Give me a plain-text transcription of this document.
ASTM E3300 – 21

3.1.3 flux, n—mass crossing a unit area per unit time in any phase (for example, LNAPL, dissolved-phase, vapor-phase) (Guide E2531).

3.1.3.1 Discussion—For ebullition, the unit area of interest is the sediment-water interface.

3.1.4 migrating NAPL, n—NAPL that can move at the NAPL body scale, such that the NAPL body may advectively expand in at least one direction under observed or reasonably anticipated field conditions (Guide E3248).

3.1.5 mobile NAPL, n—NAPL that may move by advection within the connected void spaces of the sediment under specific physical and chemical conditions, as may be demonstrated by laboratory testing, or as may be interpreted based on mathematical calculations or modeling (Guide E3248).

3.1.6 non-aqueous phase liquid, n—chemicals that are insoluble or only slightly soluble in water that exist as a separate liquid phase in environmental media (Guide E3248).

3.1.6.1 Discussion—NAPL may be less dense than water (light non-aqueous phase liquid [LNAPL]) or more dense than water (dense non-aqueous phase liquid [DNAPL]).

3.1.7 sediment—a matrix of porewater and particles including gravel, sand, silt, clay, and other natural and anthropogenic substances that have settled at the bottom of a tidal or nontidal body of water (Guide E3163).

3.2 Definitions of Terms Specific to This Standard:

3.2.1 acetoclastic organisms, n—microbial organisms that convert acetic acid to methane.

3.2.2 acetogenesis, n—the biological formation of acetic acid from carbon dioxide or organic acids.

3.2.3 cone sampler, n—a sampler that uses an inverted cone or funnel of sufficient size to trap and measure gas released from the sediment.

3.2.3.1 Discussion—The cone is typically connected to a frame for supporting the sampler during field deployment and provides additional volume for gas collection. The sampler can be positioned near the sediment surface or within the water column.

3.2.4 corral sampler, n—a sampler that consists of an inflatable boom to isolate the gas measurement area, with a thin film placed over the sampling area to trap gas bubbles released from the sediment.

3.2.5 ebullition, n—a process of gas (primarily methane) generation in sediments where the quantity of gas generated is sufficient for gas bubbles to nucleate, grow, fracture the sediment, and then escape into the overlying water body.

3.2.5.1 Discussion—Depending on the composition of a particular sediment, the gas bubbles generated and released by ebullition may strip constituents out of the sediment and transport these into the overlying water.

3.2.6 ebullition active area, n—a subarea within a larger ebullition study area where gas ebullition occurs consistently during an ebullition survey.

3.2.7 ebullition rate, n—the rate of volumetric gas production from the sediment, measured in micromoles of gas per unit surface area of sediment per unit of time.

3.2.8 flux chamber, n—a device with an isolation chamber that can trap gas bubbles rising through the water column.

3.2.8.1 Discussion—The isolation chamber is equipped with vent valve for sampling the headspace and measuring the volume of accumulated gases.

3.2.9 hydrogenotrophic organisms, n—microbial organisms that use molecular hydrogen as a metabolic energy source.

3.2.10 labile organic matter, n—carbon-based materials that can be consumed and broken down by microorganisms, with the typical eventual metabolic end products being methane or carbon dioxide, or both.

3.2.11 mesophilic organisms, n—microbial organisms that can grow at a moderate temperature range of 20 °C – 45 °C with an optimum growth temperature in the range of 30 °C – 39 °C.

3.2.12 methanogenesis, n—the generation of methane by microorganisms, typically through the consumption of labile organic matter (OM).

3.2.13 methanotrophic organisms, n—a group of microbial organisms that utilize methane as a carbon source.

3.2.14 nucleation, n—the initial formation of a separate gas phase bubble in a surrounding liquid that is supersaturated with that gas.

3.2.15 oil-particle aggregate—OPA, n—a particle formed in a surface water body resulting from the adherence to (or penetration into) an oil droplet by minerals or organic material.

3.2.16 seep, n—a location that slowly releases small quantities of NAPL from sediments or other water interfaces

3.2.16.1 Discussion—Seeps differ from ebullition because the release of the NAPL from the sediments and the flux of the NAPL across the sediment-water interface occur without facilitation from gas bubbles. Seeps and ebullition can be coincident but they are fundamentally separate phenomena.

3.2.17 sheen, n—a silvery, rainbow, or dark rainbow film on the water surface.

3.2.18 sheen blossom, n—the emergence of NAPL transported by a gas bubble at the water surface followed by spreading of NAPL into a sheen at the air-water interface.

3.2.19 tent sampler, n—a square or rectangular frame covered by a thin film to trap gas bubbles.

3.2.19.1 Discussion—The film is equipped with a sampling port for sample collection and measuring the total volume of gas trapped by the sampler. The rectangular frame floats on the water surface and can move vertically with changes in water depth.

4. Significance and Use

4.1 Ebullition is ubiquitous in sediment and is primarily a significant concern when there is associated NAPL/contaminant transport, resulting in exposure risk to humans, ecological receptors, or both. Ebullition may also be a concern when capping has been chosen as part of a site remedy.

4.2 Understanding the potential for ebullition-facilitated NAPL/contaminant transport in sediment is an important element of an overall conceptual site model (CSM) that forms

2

· · · ·

_Problem requirements_
Copy every line of the data that carries the word "sheen".

_Result for this task_
3.2.17 sheen, n—a silvery, rainbow, or dark rainbow film on the water surface.
3.2.18 sheen blossom, n—the emergence of NAPL transported by a gas bubble at the water surface followed by spreading of NAPL into a sheen at the air-water interface.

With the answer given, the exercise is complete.